▶ Work to complete
Read through the entries below and return each line with the word "若小明每分钟走".

▶ Data for processing
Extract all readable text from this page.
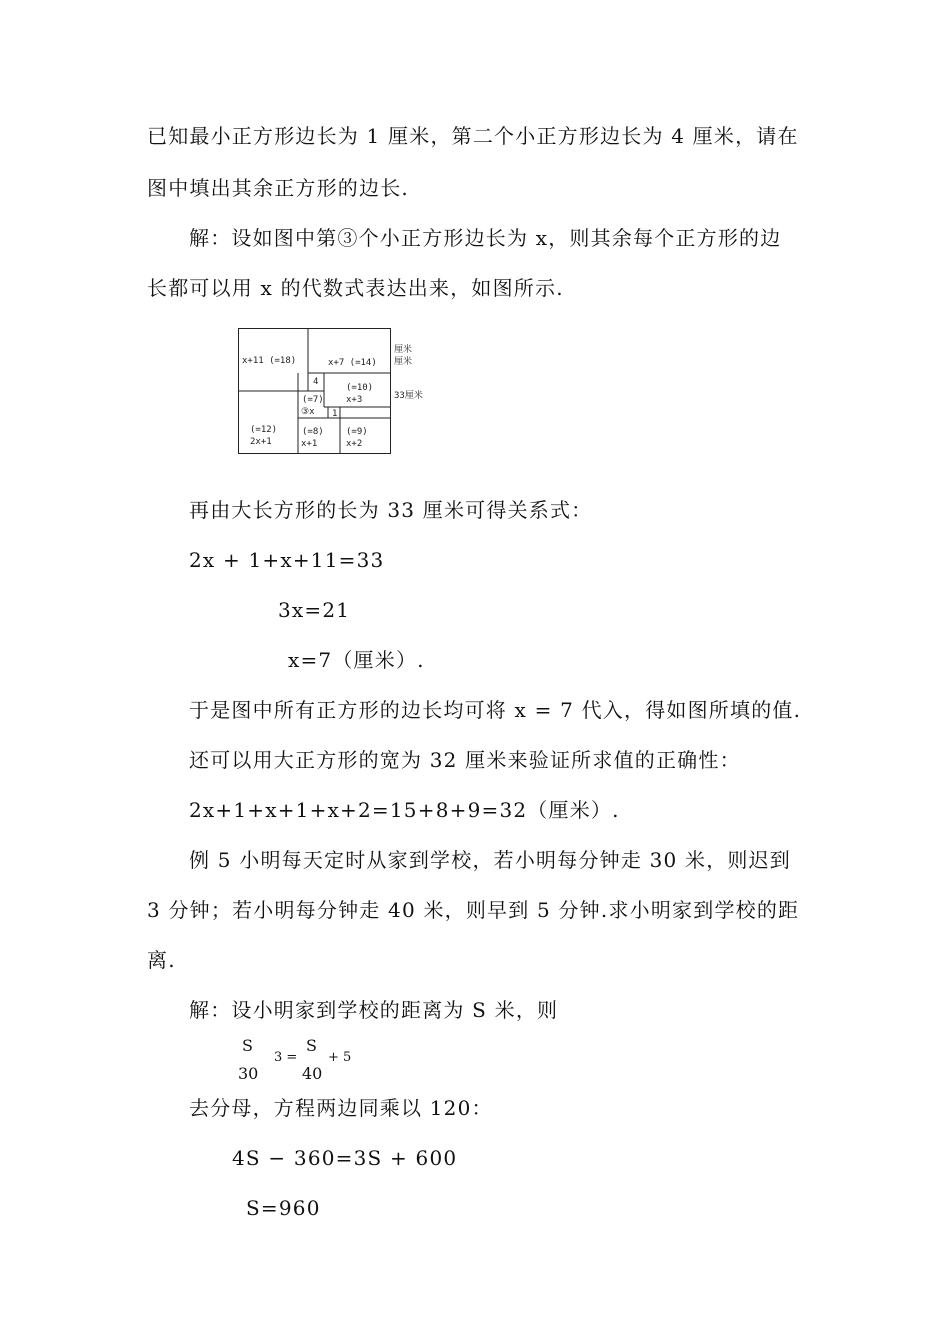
已知最小正方形边长为 1 厘米，第二个小正方形边长为 4 厘米，请在
图中填出其余正方形的边长.
解：设如图中第③个小正方形边长为 x，则其余每个正方形的边
长都可以用 x 的代数式表达出来，如图所示.
x+11 (=18)	x+7 (=14)
4
(=10)
x+3
(=7)
③x 1
(=12)
2x+1
(=8)
x+1
(=9)
x+2
厘米
厘米
33厘米
再由大长方形的长为 33 厘米可得关系式：
2x + 1+x+11=33
3x=21
x=7（厘米）.
于是图中所有正方形的边长均可将 x = 7 代入，得如图所填的值.
还可以用大正方形的宽为 32 厘米来验证所求值的正确性：
2x+1+x+1+x+2=15+8+9=32（厘米）.
例 5 小明每天定时从家到学校，若小明每分钟走 30 米，则迟到
3 分钟；若小明每分钟走 40 米，则早到 5 分钟.求小明家到学校的距
离.
解：设小明家到学校的距离为 S 米，则
S
30
3 =
S
40
+ 5
去分母，方程两边同乘以 120：
4S − 360=3S + 600
S=960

▶ Expected output
例 5 小明每天定时从家到学校，若小明每分钟走 30 米，则迟到
3 分钟；若小明每分钟走 40 米，则早到 5 分钟.求小明家到学校的距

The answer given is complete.